> Written request
Below is a listing; write it out exactly and drop any images from it.

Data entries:
━━━━━━━━━━━━━━━━━━━━

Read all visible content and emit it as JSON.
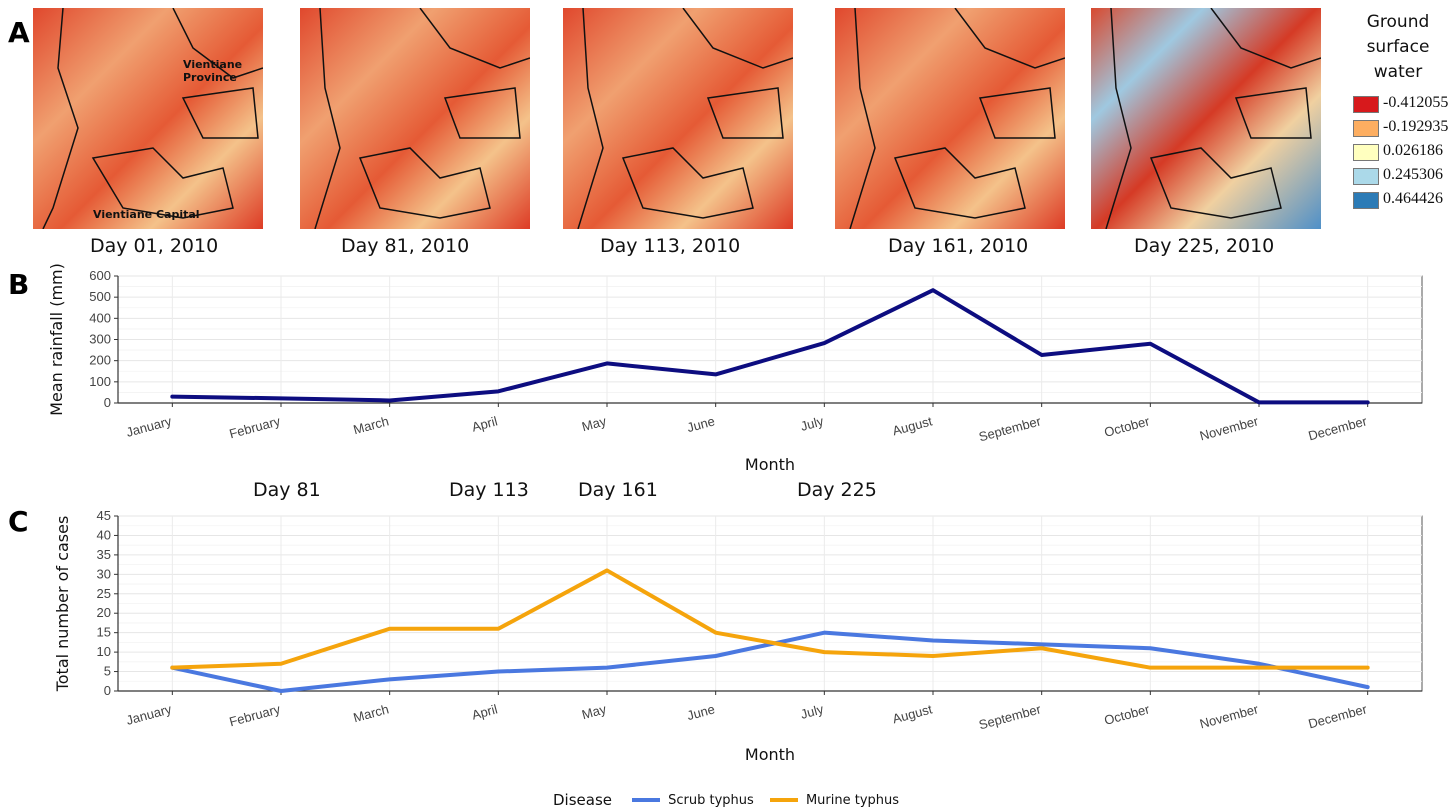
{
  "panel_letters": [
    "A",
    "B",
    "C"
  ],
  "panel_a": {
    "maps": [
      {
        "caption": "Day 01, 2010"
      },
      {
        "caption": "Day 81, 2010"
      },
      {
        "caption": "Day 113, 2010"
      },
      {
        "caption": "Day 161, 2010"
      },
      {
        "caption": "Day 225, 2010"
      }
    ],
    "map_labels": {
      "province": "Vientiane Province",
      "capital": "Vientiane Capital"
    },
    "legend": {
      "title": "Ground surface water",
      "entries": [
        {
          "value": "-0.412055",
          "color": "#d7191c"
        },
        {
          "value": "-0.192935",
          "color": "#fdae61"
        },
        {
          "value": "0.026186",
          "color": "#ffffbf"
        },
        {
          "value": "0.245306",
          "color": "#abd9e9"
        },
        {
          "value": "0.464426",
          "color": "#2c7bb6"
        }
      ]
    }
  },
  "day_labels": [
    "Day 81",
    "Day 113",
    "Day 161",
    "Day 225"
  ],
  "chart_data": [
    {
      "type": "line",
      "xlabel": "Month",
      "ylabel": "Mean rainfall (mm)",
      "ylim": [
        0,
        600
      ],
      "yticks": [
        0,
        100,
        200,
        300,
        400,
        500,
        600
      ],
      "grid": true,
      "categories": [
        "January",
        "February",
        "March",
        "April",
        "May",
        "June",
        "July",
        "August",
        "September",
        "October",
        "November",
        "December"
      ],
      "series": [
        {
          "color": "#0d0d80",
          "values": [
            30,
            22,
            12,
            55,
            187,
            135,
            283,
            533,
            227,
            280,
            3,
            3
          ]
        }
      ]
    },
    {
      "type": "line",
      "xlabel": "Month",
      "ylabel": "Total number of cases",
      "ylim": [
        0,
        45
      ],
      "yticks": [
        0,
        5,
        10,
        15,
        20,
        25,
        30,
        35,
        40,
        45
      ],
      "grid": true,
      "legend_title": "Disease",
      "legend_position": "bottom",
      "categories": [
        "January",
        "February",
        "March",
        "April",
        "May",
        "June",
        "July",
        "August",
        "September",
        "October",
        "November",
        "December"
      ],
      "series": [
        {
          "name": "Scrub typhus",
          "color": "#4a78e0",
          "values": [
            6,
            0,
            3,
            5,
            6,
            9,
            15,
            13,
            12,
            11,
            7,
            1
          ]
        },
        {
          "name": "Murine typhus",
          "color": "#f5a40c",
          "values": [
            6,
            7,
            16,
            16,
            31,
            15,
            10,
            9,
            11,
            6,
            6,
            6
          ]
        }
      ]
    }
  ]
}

━━━━━━━━━━━━━━━━━━━━

> Answer for the task
Read all visible content and emit it as JSON.
{
  "panel_letters": [
    "A",
    "B",
    "C"
  ],
  "panel_a": {
    "maps": [
      {
        "caption": "Day 01, 2010"
      },
      {
        "caption": "Day 81, 2010"
      },
      {
        "caption": "Day 113, 2010"
      },
      {
        "caption": "Day 161, 2010"
      },
      {
        "caption": "Day 225, 2010"
      }
    ],
    "map_labels": {
      "province": "Vientiane Province",
      "capital": "Vientiane Capital"
    },
    "legend": {
      "title": "Ground surface water",
      "entries": [
        {
          "value": "-0.412055",
          "color": "#d7191c"
        },
        {
          "value": "-0.192935",
          "color": "#fdae61"
        },
        {
          "value": "0.026186",
          "color": "#ffffbf"
        },
        {
          "value": "0.245306",
          "color": "#abd9e9"
        },
        {
          "value": "0.464426",
          "color": "#2c7bb6"
        }
      ]
    }
  },
  "day_labels": [
    "Day 81",
    "Day 113",
    "Day 161",
    "Day 225"
  ],
  "chart_data": [
    {
      "type": "line",
      "xlabel": "Month",
      "ylabel": "Mean rainfall (mm)",
      "ylim": [
        0,
        600
      ],
      "yticks": [
        0,
        100,
        200,
        300,
        400,
        500,
        600
      ],
      "grid": true,
      "categories": [
        "January",
        "February",
        "March",
        "April",
        "May",
        "June",
        "July",
        "August",
        "September",
        "October",
        "November",
        "December"
      ],
      "series": [
        {
          "color": "#0d0d80",
          "values": [
            30,
            22,
            12,
            55,
            187,
            135,
            283,
            533,
            227,
            280,
            3,
            3
          ]
        }
      ]
    },
    {
      "type": "line",
      "xlabel": "Month",
      "ylabel": "Total number of cases",
      "ylim": [
        0,
        45
      ],
      "yticks": [
        0,
        5,
        10,
        15,
        20,
        25,
        30,
        35,
        40,
        45
      ],
      "grid": true,
      "legend_title": "Disease",
      "legend_position": "bottom",
      "categories": [
        "January",
        "February",
        "March",
        "April",
        "May",
        "June",
        "July",
        "August",
        "September",
        "October",
        "November",
        "December"
      ],
      "series": [
        {
          "name": "Scrub typhus",
          "color": "#4a78e0",
          "values": [
            6,
            0,
            3,
            5,
            6,
            9,
            15,
            13,
            12,
            11,
            7,
            1
          ]
        },
        {
          "name": "Murine typhus",
          "color": "#f5a40c",
          "values": [
            6,
            7,
            16,
            16,
            31,
            15,
            10,
            9,
            11,
            6,
            6,
            6
          ]
        }
      ]
    }
  ]
}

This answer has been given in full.